▶ STATED PROBLEM:
Write out every record in full, exactly as written, please.
---- GIVEN RECORDS
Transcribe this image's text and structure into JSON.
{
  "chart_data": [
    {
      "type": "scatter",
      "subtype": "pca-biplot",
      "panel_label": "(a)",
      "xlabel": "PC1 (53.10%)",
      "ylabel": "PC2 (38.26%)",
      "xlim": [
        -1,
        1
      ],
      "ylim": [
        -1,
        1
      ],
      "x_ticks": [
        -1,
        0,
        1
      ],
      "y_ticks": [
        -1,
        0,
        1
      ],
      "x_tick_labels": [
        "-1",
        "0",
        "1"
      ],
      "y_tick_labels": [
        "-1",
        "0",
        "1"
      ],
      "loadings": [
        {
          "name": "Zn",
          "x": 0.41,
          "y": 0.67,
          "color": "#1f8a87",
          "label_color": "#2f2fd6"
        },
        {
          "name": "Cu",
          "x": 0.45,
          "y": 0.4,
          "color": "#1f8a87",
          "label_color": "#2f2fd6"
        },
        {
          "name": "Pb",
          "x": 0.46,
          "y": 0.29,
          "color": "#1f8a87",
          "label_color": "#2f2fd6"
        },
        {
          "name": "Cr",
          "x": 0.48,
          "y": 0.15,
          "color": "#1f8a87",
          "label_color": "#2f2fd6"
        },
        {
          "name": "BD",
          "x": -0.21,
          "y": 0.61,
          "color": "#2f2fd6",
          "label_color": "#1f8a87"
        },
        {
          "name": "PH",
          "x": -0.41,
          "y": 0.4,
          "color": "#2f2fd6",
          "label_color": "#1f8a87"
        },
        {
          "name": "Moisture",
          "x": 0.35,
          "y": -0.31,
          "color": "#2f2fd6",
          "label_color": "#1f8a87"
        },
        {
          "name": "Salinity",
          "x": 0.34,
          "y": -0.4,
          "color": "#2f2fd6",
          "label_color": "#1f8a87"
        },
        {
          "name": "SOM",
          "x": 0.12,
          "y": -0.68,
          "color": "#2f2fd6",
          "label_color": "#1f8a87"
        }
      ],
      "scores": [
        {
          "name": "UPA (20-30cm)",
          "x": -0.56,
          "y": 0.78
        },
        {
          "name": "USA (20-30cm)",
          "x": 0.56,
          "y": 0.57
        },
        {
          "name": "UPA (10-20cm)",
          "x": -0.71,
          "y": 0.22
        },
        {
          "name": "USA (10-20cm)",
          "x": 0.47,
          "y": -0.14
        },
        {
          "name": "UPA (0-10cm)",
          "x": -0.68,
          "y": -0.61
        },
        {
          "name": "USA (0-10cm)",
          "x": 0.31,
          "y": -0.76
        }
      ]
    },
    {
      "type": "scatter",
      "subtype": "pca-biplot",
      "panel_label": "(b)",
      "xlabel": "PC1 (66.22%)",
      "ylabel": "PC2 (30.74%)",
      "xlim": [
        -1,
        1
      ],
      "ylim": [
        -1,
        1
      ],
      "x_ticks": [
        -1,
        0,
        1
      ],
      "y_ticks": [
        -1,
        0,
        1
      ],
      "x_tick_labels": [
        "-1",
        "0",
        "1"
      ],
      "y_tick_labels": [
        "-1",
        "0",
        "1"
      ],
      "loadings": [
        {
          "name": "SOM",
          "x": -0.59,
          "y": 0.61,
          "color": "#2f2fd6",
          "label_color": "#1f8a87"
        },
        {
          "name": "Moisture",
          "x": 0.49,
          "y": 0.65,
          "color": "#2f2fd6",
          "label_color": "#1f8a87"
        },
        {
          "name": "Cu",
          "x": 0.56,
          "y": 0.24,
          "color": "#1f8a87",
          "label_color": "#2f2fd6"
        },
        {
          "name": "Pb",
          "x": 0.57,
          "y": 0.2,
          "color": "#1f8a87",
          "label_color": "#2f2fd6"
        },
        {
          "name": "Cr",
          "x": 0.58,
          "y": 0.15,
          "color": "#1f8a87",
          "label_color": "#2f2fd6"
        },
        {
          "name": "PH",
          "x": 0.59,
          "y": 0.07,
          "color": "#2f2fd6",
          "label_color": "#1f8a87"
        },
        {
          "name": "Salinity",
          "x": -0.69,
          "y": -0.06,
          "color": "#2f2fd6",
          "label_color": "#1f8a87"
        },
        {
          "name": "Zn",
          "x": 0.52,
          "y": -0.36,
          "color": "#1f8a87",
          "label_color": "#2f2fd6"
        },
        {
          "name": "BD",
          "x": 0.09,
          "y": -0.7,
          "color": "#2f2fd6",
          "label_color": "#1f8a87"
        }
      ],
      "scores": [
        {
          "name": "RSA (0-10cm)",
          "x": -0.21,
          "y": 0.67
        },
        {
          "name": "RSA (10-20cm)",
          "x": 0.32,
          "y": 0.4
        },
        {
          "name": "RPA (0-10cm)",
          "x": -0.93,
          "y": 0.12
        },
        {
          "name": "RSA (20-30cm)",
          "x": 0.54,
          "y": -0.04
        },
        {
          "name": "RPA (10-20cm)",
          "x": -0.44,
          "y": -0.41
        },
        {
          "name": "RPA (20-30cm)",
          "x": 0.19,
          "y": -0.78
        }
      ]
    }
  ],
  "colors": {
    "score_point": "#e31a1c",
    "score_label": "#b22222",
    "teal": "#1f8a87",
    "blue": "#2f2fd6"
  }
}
--------
▶ RESULT OF THE EXERCISE:
Transcribe this image's text and structure into JSON.
{
  "chart_data": [
    {
      "type": "scatter",
      "subtype": "pca-biplot",
      "panel_label": "(a)",
      "xlabel": "PC1 (53.10%)",
      "ylabel": "PC2 (38.26%)",
      "xlim": [
        -1,
        1
      ],
      "ylim": [
        -1,
        1
      ],
      "x_ticks": [
        -1,
        0,
        1
      ],
      "y_ticks": [
        -1,
        0,
        1
      ],
      "x_tick_labels": [
        "-1",
        "0",
        "1"
      ],
      "y_tick_labels": [
        "-1",
        "0",
        "1"
      ],
      "loadings": [
        {
          "name": "Zn",
          "x": 0.41,
          "y": 0.67,
          "color": "#1f8a87",
          "label_color": "#2f2fd6"
        },
        {
          "name": "Cu",
          "x": 0.45,
          "y": 0.4,
          "color": "#1f8a87",
          "label_color": "#2f2fd6"
        },
        {
          "name": "Pb",
          "x": 0.46,
          "y": 0.29,
          "color": "#1f8a87",
          "label_color": "#2f2fd6"
        },
        {
          "name": "Cr",
          "x": 0.48,
          "y": 0.15,
          "color": "#1f8a87",
          "label_color": "#2f2fd6"
        },
        {
          "name": "BD",
          "x": -0.21,
          "y": 0.61,
          "color": "#2f2fd6",
          "label_color": "#1f8a87"
        },
        {
          "name": "PH",
          "x": -0.41,
          "y": 0.4,
          "color": "#2f2fd6",
          "label_color": "#1f8a87"
        },
        {
          "name": "Moisture",
          "x": 0.35,
          "y": -0.31,
          "color": "#2f2fd6",
          "label_color": "#1f8a87"
        },
        {
          "name": "Salinity",
          "x": 0.34,
          "y": -0.4,
          "color": "#2f2fd6",
          "label_color": "#1f8a87"
        },
        {
          "name": "SOM",
          "x": 0.12,
          "y": -0.68,
          "color": "#2f2fd6",
          "label_color": "#1f8a87"
        }
      ],
      "scores": [
        {
          "name": "UPA (20-30cm)",
          "x": -0.56,
          "y": 0.78
        },
        {
          "name": "USA (20-30cm)",
          "x": 0.56,
          "y": 0.57
        },
        {
          "name": "UPA (10-20cm)",
          "x": -0.71,
          "y": 0.22
        },
        {
          "name": "USA (10-20cm)",
          "x": 0.47,
          "y": -0.14
        },
        {
          "name": "UPA (0-10cm)",
          "x": -0.68,
          "y": -0.61
        },
        {
          "name": "USA (0-10cm)",
          "x": 0.31,
          "y": -0.76
        }
      ]
    },
    {
      "type": "scatter",
      "subtype": "pca-biplot",
      "panel_label": "(b)",
      "xlabel": "PC1 (66.22%)",
      "ylabel": "PC2 (30.74%)",
      "xlim": [
        -1,
        1
      ],
      "ylim": [
        -1,
        1
      ],
      "x_ticks": [
        -1,
        0,
        1
      ],
      "y_ticks": [
        -1,
        0,
        1
      ],
      "x_tick_labels": [
        "-1",
        "0",
        "1"
      ],
      "y_tick_labels": [
        "-1",
        "0",
        "1"
      ],
      "loadings": [
        {
          "name": "SOM",
          "x": -0.59,
          "y": 0.61,
          "color": "#2f2fd6",
          "label_color": "#1f8a87"
        },
        {
          "name": "Moisture",
          "x": 0.49,
          "y": 0.65,
          "color": "#2f2fd6",
          "label_color": "#1f8a87"
        },
        {
          "name": "Cu",
          "x": 0.56,
          "y": 0.24,
          "color": "#1f8a87",
          "label_color": "#2f2fd6"
        },
        {
          "name": "Pb",
          "x": 0.57,
          "y": 0.2,
          "color": "#1f8a87",
          "label_color": "#2f2fd6"
        },
        {
          "name": "Cr",
          "x": 0.58,
          "y": 0.15,
          "color": "#1f8a87",
          "label_color": "#2f2fd6"
        },
        {
          "name": "PH",
          "x": 0.59,
          "y": 0.07,
          "color": "#2f2fd6",
          "label_color": "#1f8a87"
        },
        {
          "name": "Salinity",
          "x": -0.69,
          "y": -0.06,
          "color": "#2f2fd6",
          "label_color": "#1f8a87"
        },
        {
          "name": "Zn",
          "x": 0.52,
          "y": -0.36,
          "color": "#1f8a87",
          "label_color": "#2f2fd6"
        },
        {
          "name": "BD",
          "x": 0.09,
          "y": -0.7,
          "color": "#2f2fd6",
          "label_color": "#1f8a87"
        }
      ],
      "scores": [
        {
          "name": "RSA (0-10cm)",
          "x": -0.21,
          "y": 0.67
        },
        {
          "name": "RSA (10-20cm)",
          "x": 0.32,
          "y": 0.4
        },
        {
          "name": "RPA (0-10cm)",
          "x": -0.93,
          "y": 0.12
        },
        {
          "name": "RSA (20-30cm)",
          "x": 0.54,
          "y": -0.04
        },
        {
          "name": "RPA (10-20cm)",
          "x": -0.44,
          "y": -0.41
        },
        {
          "name": "RPA (20-30cm)",
          "x": 0.19,
          "y": -0.78
        }
      ]
    }
  ],
  "colors": {
    "score_point": "#e31a1c",
    "score_label": "#b22222",
    "teal": "#1f8a87",
    "blue": "#2f2fd6"
  }
}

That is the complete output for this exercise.